■ **Task brief**
From the listing that follows, output everything exactly except the pictures.
□ □ □ □
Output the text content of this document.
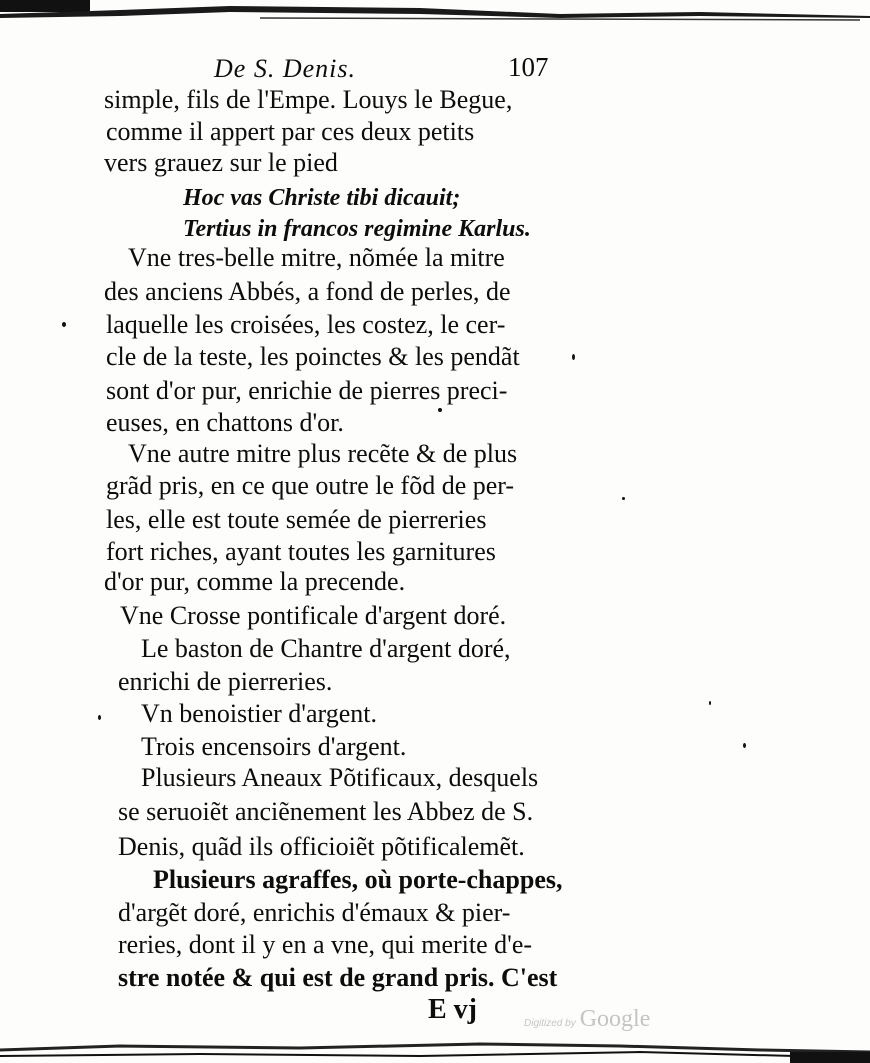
De S. Denis.	107
simple, fils de l'Empe. Louys le Begue,
comme il appert par ces deux petits
vers grauez sur le pied
Hoc vas Christe tibi dicauit;
Tertius in francos regimine Karlus.
Vne tres-belle mitre, nõmée la mitre
des anciens Abbés, a fond de perles, de
laquelle les croisées, les costez, le cer-
cle de la teste, les poinctes & les pendãt
sont d'or pur, enrichie de pierres preci-
euses, en chattons d'or.
Vne autre mitre plus recẽte & de plus
grãd pris, en ce que outre le fõd de per-
les, elle est toute semée de pierreries
fort riches, ayant toutes les garnitures
d'or pur, comme la precende.
Vne Crosse pontificale d'argent doré.
Le baston de Chantre d'argent doré,
enrichi de pierreries.
Vn benoistier d'argent.
Trois encensoirs d'argent.
Plusieurs Aneaux Põtificaux, desquels
se seruoiẽt anciẽnement les Abbez de S.
Denis, quãd ils officioiẽt põtificalemẽt.
Plusieurs agraffes, où porte-chappes,
d'argẽt doré, enrichis d'émaux & pier-
reries, dont il y en a vne, qui merite d'e-
stre notée & qui est de grand pris. C'est
E vj	Digitized by Google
□ □ □ □
■ **The answer**
Output the text content of this document.
De S. Denis.	107
simple, fils de l'Empe. Louys le Begue,
comme il appert par ces deux petits
vers grauez sur le pied
Hoc vas Christe tibi dicauit;
Tertius in francos regimine Karlus.
Vne tres-belle mitre, nõmée la mitre
des anciens Abbés, a fond de perles, de
laquelle les croisées, les costez, le cer-
cle de la teste, les poinctes & les pendãt
sont d'or pur, enrichie de pierres preci-
euses, en chattons d'or.
Vne autre mitre plus recẽte & de plus
grãd pris, en ce que outre le fõd de per-
les, elle est toute semée de pierreries
fort riches, ayant toutes les garnitures
d'or pur, comme la precende.
Vne Crosse pontificale d'argent doré.
Le baston de Chantre d'argent doré,
enrichi de pierreries.
Vn benoistier d'argent.
Trois encensoirs d'argent.
Plusieurs Aneaux Põtificaux, desquels
se seruoiẽt anciẽnement les Abbez de S.
Denis, quãd ils officioiẽt põtificalemẽt.
Plusieurs agraffes, où porte-chappes,
d'argẽt doré, enrichis d'émaux & pier-
reries, dont il y en a vne, qui merite d'e-
stre notée & qui est de grand pris. C'est
E vj	Digitized by Google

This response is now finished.